Faithfully return all lines, omitting every embedded picture.

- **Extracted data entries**
───
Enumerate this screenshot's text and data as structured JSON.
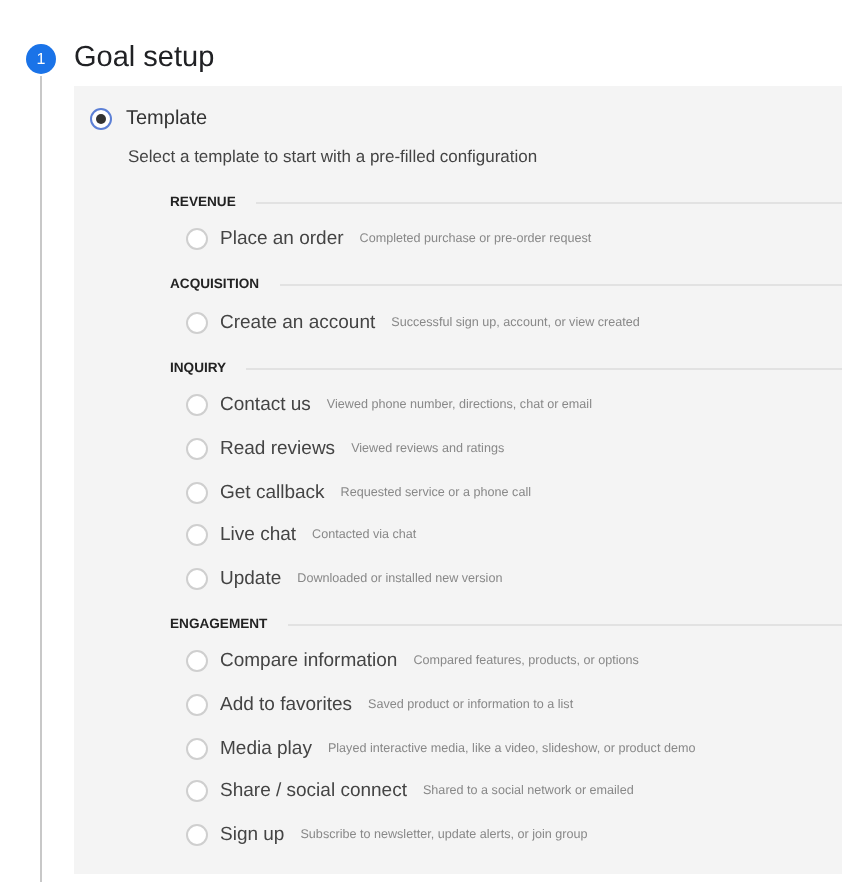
{
  "step": {
    "number": "1",
    "title": "Goal setup"
  },
  "template_option": {
    "label": "Template",
    "selected": true
  },
  "instruction": "Select a template to start with a pre-filled configuration",
  "categories": [
    {
      "title": "REVENUE",
      "options": [
        {
          "label": "Place an order",
          "description": "Completed purchase or pre-order request",
          "selected": false
        }
      ]
    },
    {
      "title": "ACQUISITION",
      "options": [
        {
          "label": "Create an account",
          "description": "Successful sign up, account, or view created",
          "selected": false
        }
      ]
    },
    {
      "title": "INQUIRY",
      "options": [
        {
          "label": "Contact us",
          "description": "Viewed phone number, directions, chat or email",
          "selected": false
        },
        {
          "label": "Read reviews",
          "description": "Viewed reviews and ratings",
          "selected": false
        },
        {
          "label": "Get callback",
          "description": "Requested service or a phone call",
          "selected": false
        },
        {
          "label": "Live chat",
          "description": "Contacted via chat",
          "selected": false
        },
        {
          "label": "Update",
          "description": "Downloaded or installed new version",
          "selected": false
        }
      ]
    },
    {
      "title": "ENGAGEMENT",
      "options": [
        {
          "label": "Compare information",
          "description": "Compared features, products, or options",
          "selected": false
        },
        {
          "label": "Add to favorites",
          "description": "Saved product or information to a list",
          "selected": false
        },
        {
          "label": "Media play",
          "description": "Played interactive media, like a video, slideshow, or product demo",
          "selected": false
        },
        {
          "label": "Share / social connect",
          "description": "Shared to a social network or emailed",
          "selected": false
        },
        {
          "label": "Sign up",
          "description": "Subscribe to newsletter, update alerts, or join group",
          "selected": false
        }
      ]
    }
  ]
}
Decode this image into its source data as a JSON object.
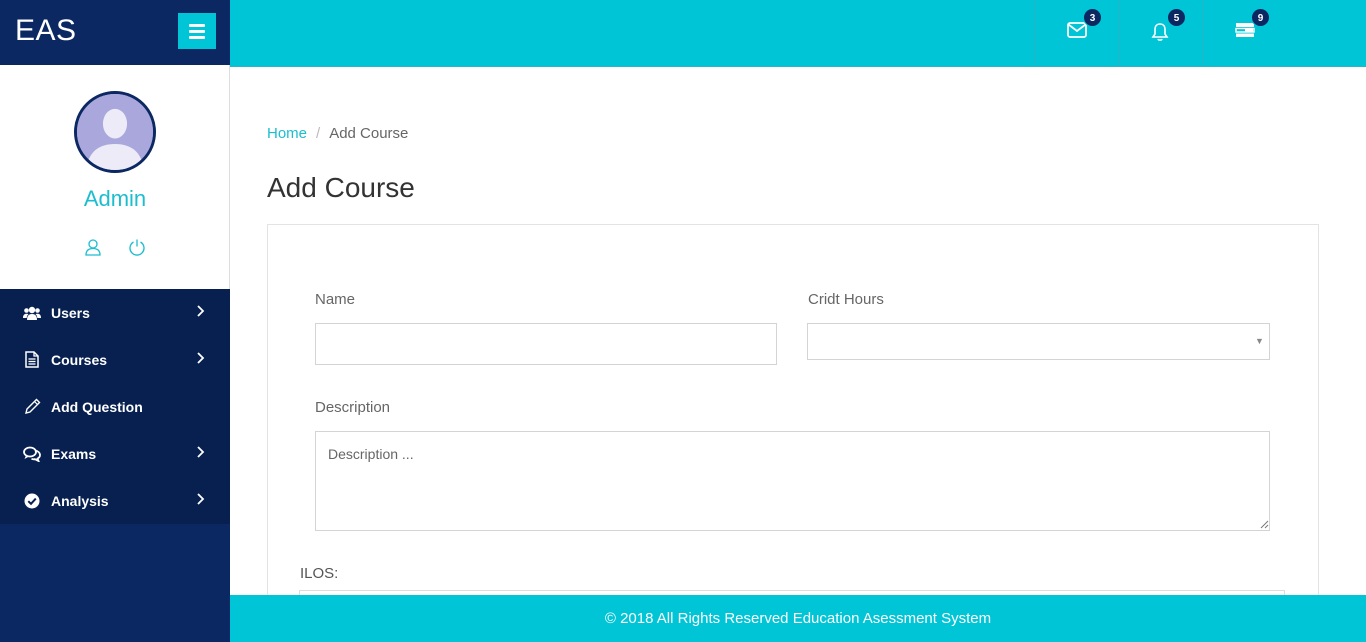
{
  "brand": {
    "title": "EAS"
  },
  "profile": {
    "name": "Admin"
  },
  "menu": {
    "items": [
      {
        "label": "Users",
        "icon": "users-icon",
        "has_children": true
      },
      {
        "label": "Courses",
        "icon": "file-icon",
        "has_children": true
      },
      {
        "label": "Add Question",
        "icon": "pencil-icon",
        "has_children": false
      },
      {
        "label": "Exams",
        "icon": "comments-icon",
        "has_children": true
      },
      {
        "label": "Analysis",
        "icon": "check-circle-icon",
        "has_children": true
      }
    ]
  },
  "topbar": {
    "messages_count": "3",
    "notifications_count": "5",
    "tasks_count": "9"
  },
  "breadcrumb": {
    "home": "Home",
    "separator": "/",
    "current": "Add Course"
  },
  "page": {
    "title": "Add Course"
  },
  "form": {
    "name_label": "Name",
    "name_value": "",
    "credit_hours_label": "Cridt Hours",
    "credit_hours_value": "",
    "description_label": "Description",
    "description_placeholder": "Description ...",
    "ilos_label": "ILOS:"
  },
  "footer": {
    "text": "© 2018 All Rights Reserved Education Asessment System"
  },
  "colors": {
    "primary_dark": "#0b2862",
    "accent": "#00c5d6",
    "accent_text": "#1cbdcf"
  }
}
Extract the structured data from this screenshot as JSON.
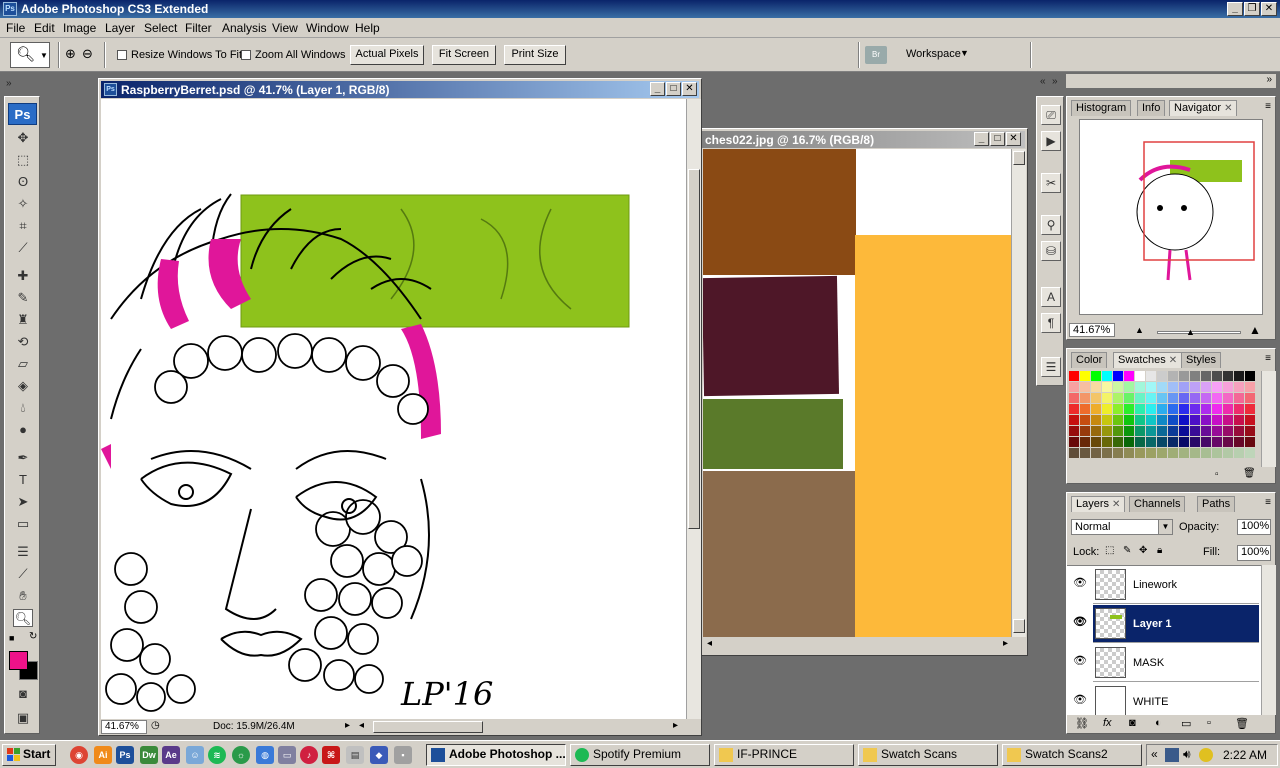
{
  "app": {
    "title": "Adobe Photoshop CS3 Extended",
    "badge": "Ps"
  },
  "menu": [
    "File",
    "Edit",
    "Image",
    "Layer",
    "Select",
    "Filter",
    "Analysis",
    "View",
    "Window",
    "Help"
  ],
  "options": {
    "resize_windows": "Resize Windows To Fit",
    "zoom_all": "Zoom All Windows",
    "actual_pixels": "Actual Pixels",
    "fit_screen": "Fit Screen",
    "print_size": "Print Size",
    "workspace": "Workspace"
  },
  "tools": {
    "logo": "Ps",
    "fg_color": "#ee1289",
    "bg_color": "#000000"
  },
  "doc1": {
    "title": "RaspberryBerret.psd @ 41.7% (Layer 1, RGB/8)",
    "zoom": "41.67%",
    "doc_info": "Doc: 15.9M/26.4M",
    "signature": "LP'16"
  },
  "doc2": {
    "title": "ches022.jpg @ 16.7% (RGB/8)"
  },
  "navigator": {
    "tabs": [
      "Histogram",
      "Info",
      "Navigator"
    ],
    "zoom": "41.67%"
  },
  "swatches": {
    "tabs": [
      "Color",
      "Swatches",
      "Styles"
    ],
    "top_row": [
      "#ff0000",
      "#ffff00",
      "#00ff00",
      "#00ffff",
      "#0000ff",
      "#ff00ff",
      "#ffffff",
      "#e6e6e6",
      "#cccccc",
      "#b3b3b3",
      "#999999",
      "#808080",
      "#666666",
      "#4d4d4d",
      "#333333",
      "#1a1a1a",
      "#000000"
    ]
  },
  "layers": {
    "tabs": [
      "Layers",
      "Channels",
      "Paths"
    ],
    "blend_mode": "Normal",
    "opacity_label": "Opacity:",
    "opacity": "100%",
    "lock_label": "Lock:",
    "fill_label": "Fill:",
    "fill": "100%",
    "items": [
      {
        "name": "Linework",
        "selected": false
      },
      {
        "name": "Layer 1",
        "selected": true
      },
      {
        "name": "MASK",
        "selected": false
      },
      {
        "name": "WHITE",
        "selected": false
      }
    ]
  },
  "taskbar": {
    "start": "Start",
    "tasks": [
      "Adobe Photoshop ...",
      "Spotify Premium",
      "IF-PRINCE",
      "Swatch Scans",
      "Swatch Scans2"
    ],
    "clock": "2:22 AM"
  }
}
───
- **WRITTEN RESPONSE**
Enumerate this screenshot's text and data as structured JSON.
{
  "step": {
    "number": "1",
    "title": "Goal setup"
  },
  "template_option": {
    "label": "Template",
    "selected": true
  },
  "instruction": "Select a template to start with a pre-filled configuration",
  "categories": [
    {
      "title": "REVENUE",
      "options": [
        {
          "label": "Place an order",
          "description": "Completed purchase or pre-order request",
          "selected": false
        }
      ]
    },
    {
      "title": "ACQUISITION",
      "options": [
        {
          "label": "Create an account",
          "description": "Successful sign up, account, or view created",
          "selected": false
        }
      ]
    },
    {
      "title": "INQUIRY",
      "options": [
        {
          "label": "Contact us",
          "description": "Viewed phone number, directions, chat or email",
          "selected": false
        },
        {
          "label": "Read reviews",
          "description": "Viewed reviews and ratings",
          "selected": false
        },
        {
          "label": "Get callback",
          "description": "Requested service or a phone call",
          "selected": false
        },
        {
          "label": "Live chat",
          "description": "Contacted via chat",
          "selected": false
        },
        {
          "label": "Update",
          "description": "Downloaded or installed new version",
          "selected": false
        }
      ]
    },
    {
      "title": "ENGAGEMENT",
      "options": [
        {
          "label": "Compare information",
          "description": "Compared features, products, or options",
          "selected": false
        },
        {
          "label": "Add to favorites",
          "description": "Saved product or information to a list",
          "selected": false
        },
        {
          "label": "Media play",
          "description": "Played interactive media, like a video, slideshow, or product demo",
          "selected": false
        },
        {
          "label": "Share / social connect",
          "description": "Shared to a social network or emailed",
          "selected": false
        },
        {
          "label": "Sign up",
          "description": "Subscribe to newsletter, update alerts, or join group",
          "selected": false
        }
      ]
    }
  ]
}
Decode this image into its source data as a JSON object.
{
  "brand": {
    "title": "EAS"
  },
  "profile": {
    "name": "Admin"
  },
  "menu": {
    "items": [
      {
        "label": "Users",
        "icon": "users-icon",
        "has_children": true
      },
      {
        "label": "Courses",
        "icon": "file-icon",
        "has_children": true
      },
      {
        "label": "Add Question",
        "icon": "pencil-icon",
        "has_children": false
      },
      {
        "label": "Exams",
        "icon": "comments-icon",
        "has_children": true
      },
      {
        "label": "Analysis",
        "icon": "check-circle-icon",
        "has_children": true
      }
    ]
  },
  "topbar": {
    "messages_count": "3",
    "notifications_count": "5",
    "tasks_count": "9"
  },
  "breadcrumb": {
    "home": "Home",
    "separator": "/",
    "current": "Add Course"
  },
  "page": {
    "title": "Add Course"
  },
  "form": {
    "name_label": "Name",
    "name_value": "",
    "credit_hours_label": "Cridt Hours",
    "credit_hours_value": "",
    "description_label": "Description",
    "description_placeholder": "Description ...",
    "ilos_label": "ILOS:"
  },
  "footer": {
    "text": "© 2018 All Rights Reserved Education Asessment System"
  },
  "colors": {
    "primary_dark": "#0b2862",
    "accent": "#00c5d6",
    "accent_text": "#1cbdcf"
  }
}
Extract the structured data from this screenshot as JSON.
{
  "app": {
    "title": "Adobe Photoshop CS3 Extended",
    "badge": "Ps"
  },
  "menu": [
    "File",
    "Edit",
    "Image",
    "Layer",
    "Select",
    "Filter",
    "Analysis",
    "View",
    "Window",
    "Help"
  ],
  "options": {
    "resize_windows": "Resize Windows To Fit",
    "zoom_all": "Zoom All Windows",
    "actual_pixels": "Actual Pixels",
    "fit_screen": "Fit Screen",
    "print_size": "Print Size",
    "workspace": "Workspace"
  },
  "tools": {
    "logo": "Ps",
    "fg_color": "#ee1289",
    "bg_color": "#000000"
  },
  "doc1": {
    "title": "RaspberryBerret.psd @ 41.7% (Layer 1, RGB/8)",
    "zoom": "41.67%",
    "doc_info": "Doc: 15.9M/26.4M",
    "signature": "LP'16"
  },
  "doc2": {
    "title": "ches022.jpg @ 16.7% (RGB/8)"
  },
  "navigator": {
    "tabs": [
      "Histogram",
      "Info",
      "Navigator"
    ],
    "zoom": "41.67%"
  },
  "swatches": {
    "tabs": [
      "Color",
      "Swatches",
      "Styles"
    ],
    "top_row": [
      "#ff0000",
      "#ffff00",
      "#00ff00",
      "#00ffff",
      "#0000ff",
      "#ff00ff",
      "#ffffff",
      "#e6e6e6",
      "#cccccc",
      "#b3b3b3",
      "#999999",
      "#808080",
      "#666666",
      "#4d4d4d",
      "#333333",
      "#1a1a1a",
      "#000000"
    ]
  },
  "layers": {
    "tabs": [
      "Layers",
      "Channels",
      "Paths"
    ],
    "blend_mode": "Normal",
    "opacity_label": "Opacity:",
    "opacity": "100%",
    "lock_label": "Lock:",
    "fill_label": "Fill:",
    "fill": "100%",
    "items": [
      {
        "name": "Linework",
        "selected": false
      },
      {
        "name": "Layer 1",
        "selected": true
      },
      {
        "name": "MASK",
        "selected": false
      },
      {
        "name": "WHITE",
        "selected": false
      }
    ]
  },
  "taskbar": {
    "start": "Start",
    "tasks": [
      "Adobe Photoshop ...",
      "Spotify Premium",
      "IF-PRINCE",
      "Swatch Scans",
      "Swatch Scans2"
    ],
    "clock": "2:22 AM"
  }
}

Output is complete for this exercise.